▶ [Task statement]: Below are records; state how many of their lines hold the word "Single", and give only the figure.

▶ [Dataset rows]:
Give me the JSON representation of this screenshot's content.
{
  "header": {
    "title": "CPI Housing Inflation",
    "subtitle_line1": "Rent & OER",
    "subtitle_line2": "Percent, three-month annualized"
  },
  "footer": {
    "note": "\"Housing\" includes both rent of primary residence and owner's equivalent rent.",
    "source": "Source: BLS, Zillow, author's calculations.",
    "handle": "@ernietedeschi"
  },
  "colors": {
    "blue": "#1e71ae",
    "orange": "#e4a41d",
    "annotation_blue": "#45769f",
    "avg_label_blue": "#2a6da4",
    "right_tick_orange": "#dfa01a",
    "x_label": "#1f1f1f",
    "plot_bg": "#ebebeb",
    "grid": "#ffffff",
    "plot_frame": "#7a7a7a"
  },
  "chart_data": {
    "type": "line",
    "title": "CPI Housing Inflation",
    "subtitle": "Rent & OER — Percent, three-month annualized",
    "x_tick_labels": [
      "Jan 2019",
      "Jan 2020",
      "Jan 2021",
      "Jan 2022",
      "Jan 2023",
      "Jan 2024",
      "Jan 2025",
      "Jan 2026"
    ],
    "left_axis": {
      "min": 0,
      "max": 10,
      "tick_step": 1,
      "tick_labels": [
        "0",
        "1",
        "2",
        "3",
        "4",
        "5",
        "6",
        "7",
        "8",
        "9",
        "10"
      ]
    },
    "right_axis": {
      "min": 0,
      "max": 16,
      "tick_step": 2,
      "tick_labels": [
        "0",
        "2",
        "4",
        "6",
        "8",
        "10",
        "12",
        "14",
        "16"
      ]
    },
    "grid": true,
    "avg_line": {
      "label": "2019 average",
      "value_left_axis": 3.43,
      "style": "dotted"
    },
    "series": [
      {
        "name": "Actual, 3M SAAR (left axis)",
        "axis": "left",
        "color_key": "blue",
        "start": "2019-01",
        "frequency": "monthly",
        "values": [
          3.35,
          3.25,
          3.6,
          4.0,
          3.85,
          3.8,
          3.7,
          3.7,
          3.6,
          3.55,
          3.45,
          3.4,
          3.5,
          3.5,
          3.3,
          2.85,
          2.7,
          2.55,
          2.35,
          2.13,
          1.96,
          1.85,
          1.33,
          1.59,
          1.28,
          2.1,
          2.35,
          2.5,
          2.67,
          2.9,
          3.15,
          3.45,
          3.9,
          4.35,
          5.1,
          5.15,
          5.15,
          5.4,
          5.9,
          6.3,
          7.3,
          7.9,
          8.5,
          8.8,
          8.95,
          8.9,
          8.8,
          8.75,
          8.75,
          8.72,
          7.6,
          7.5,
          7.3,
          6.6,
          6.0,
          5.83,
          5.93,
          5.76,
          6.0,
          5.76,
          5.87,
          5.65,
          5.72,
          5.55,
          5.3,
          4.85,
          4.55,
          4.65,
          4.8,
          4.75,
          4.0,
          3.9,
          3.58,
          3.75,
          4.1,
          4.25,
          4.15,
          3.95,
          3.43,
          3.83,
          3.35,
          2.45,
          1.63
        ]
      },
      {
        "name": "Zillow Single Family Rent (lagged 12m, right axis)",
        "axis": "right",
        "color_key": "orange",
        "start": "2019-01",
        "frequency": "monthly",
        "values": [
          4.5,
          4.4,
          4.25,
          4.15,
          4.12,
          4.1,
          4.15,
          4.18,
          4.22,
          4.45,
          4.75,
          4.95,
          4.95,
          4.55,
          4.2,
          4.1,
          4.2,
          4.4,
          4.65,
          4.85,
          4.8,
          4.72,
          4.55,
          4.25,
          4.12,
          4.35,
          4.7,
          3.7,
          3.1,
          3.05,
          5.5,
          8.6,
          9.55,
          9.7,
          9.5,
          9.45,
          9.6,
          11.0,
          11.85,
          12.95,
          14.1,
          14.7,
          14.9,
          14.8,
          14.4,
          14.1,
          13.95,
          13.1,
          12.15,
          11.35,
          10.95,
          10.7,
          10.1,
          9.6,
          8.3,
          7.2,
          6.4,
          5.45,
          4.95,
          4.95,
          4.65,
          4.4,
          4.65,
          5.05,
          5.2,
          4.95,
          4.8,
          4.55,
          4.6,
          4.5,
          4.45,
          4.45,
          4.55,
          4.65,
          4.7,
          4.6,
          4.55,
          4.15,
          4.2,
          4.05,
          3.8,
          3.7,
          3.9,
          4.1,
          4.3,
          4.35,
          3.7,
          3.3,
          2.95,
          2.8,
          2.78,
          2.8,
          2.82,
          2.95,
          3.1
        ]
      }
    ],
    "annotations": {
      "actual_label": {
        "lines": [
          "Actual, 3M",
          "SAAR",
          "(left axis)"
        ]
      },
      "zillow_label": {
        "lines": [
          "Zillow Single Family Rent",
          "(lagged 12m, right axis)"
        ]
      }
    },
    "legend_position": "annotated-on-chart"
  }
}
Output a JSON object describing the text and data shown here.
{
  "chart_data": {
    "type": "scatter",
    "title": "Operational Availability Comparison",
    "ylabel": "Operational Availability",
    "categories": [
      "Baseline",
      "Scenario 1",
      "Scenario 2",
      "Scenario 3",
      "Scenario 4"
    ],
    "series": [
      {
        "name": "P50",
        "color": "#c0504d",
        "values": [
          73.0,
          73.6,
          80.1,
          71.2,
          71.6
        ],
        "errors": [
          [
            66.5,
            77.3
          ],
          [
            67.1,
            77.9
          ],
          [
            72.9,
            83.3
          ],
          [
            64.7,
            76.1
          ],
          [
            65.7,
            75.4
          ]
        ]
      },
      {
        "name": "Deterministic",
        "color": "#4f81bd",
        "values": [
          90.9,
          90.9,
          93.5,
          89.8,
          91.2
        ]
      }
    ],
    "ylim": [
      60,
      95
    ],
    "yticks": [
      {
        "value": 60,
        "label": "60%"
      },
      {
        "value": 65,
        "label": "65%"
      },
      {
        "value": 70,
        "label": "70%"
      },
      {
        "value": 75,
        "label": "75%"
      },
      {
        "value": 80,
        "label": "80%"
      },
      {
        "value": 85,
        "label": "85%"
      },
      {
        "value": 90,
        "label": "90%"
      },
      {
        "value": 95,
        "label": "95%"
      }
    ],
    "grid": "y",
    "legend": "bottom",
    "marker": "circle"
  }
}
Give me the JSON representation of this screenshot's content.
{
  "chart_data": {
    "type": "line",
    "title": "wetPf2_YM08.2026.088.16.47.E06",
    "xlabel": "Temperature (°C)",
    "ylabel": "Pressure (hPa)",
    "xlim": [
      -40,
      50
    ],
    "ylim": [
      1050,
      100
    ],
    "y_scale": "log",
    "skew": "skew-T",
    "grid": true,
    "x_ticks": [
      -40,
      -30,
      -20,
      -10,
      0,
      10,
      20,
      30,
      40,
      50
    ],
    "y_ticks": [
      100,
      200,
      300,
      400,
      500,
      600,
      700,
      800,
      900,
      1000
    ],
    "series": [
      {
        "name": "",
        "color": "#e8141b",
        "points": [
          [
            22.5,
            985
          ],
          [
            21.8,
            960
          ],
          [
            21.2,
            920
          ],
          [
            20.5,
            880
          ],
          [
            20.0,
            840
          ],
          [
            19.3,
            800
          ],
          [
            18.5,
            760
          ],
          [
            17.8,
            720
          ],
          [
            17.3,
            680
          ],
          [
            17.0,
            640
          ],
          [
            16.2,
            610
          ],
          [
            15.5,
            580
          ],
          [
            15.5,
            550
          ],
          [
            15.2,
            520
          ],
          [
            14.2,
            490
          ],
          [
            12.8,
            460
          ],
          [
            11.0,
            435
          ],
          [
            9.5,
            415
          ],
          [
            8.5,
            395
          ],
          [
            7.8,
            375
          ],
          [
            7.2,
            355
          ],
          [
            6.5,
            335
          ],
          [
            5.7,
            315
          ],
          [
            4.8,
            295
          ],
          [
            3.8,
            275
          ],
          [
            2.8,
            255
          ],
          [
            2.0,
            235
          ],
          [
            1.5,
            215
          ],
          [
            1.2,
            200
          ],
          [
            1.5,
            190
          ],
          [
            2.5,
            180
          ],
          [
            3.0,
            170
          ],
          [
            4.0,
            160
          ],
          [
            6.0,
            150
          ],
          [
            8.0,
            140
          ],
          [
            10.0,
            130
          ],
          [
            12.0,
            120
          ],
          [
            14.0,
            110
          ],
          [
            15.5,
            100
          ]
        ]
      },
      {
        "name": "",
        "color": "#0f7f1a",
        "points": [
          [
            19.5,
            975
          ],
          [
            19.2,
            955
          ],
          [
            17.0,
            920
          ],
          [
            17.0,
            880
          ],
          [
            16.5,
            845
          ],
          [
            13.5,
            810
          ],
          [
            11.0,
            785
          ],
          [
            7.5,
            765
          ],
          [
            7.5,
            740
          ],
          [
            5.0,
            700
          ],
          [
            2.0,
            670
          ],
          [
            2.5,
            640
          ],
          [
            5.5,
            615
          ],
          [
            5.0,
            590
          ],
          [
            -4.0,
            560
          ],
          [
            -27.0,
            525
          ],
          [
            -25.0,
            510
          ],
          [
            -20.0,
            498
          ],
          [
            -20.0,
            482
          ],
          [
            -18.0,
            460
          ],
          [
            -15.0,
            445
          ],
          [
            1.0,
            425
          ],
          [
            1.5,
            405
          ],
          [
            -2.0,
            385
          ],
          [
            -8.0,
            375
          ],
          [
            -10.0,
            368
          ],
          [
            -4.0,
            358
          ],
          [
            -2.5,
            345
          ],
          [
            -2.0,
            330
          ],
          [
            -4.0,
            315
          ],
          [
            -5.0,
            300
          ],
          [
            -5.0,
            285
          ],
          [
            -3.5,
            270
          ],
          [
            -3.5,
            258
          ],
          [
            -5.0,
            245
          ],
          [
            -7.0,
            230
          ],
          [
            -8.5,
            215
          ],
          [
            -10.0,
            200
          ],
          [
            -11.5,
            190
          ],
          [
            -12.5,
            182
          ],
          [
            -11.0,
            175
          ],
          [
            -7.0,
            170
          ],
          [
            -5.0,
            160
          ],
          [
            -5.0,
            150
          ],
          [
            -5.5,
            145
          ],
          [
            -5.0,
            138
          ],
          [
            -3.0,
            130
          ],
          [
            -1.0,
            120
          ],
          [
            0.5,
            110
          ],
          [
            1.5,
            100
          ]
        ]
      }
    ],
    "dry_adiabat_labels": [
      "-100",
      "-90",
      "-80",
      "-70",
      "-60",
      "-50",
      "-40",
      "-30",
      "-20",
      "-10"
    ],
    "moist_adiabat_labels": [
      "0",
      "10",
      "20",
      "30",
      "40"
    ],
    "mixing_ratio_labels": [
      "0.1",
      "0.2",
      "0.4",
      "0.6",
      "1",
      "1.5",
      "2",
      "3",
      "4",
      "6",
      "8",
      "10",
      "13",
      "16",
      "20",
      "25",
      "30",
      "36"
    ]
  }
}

▶ [Task response]: 2